- [SET PROBLEM]
Reproduce the lines of the material exactly, excluding every image.

- [MATERIALS PROVIDED]
▼

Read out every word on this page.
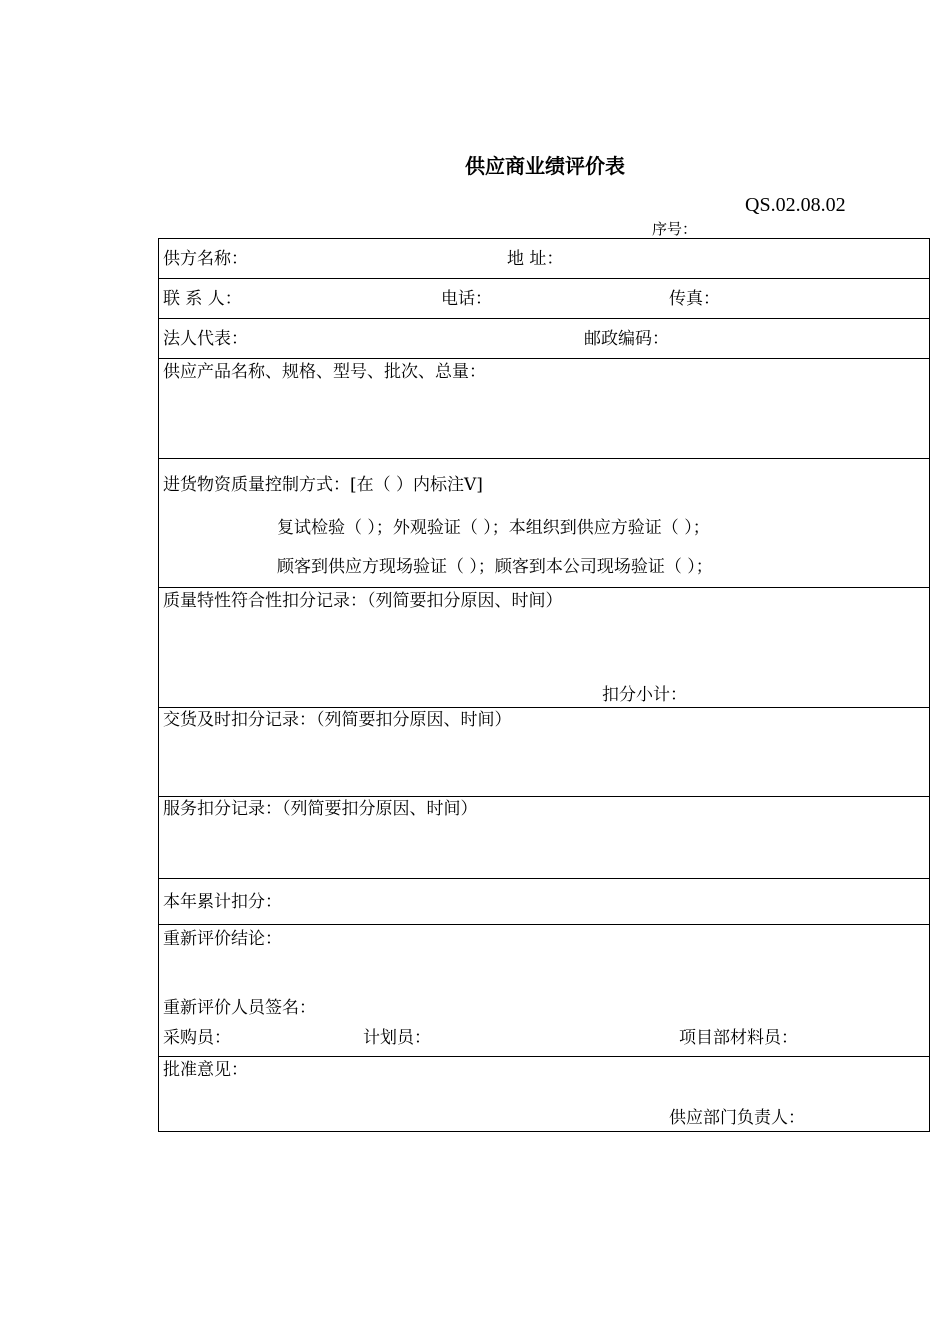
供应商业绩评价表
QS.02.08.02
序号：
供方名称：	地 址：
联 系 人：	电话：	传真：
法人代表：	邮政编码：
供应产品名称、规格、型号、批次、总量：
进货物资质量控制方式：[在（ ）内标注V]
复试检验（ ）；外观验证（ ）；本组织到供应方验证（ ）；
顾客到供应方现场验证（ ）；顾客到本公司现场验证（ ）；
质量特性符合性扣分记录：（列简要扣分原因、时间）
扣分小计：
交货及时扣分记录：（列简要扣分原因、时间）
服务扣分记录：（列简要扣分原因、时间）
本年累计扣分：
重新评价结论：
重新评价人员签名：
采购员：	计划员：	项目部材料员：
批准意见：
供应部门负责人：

▲

- [RESPONSE TO THIS EXERCISE]
Read out every word on this page.
供应商业绩评价表
QS.02.08.02
序号：
供方名称：	地 址：
联 系 人：	电话：	传真：
法人代表：	邮政编码：
供应产品名称、规格、型号、批次、总量：
进货物资质量控制方式：[在（ ）内标注V]
复试检验（ ）；外观验证（ ）；本组织到供应方验证（ ）；
顾客到供应方现场验证（ ）；顾客到本公司现场验证（ ）；
质量特性符合性扣分记录：（列简要扣分原因、时间）
扣分小计：
交货及时扣分记录：（列简要扣分原因、时间）
服务扣分记录：（列简要扣分原因、时间）
本年累计扣分：
重新评价结论：
重新评价人员签名：
采购员：	计划员：	项目部材料员：
批准意见：
供应部门负责人：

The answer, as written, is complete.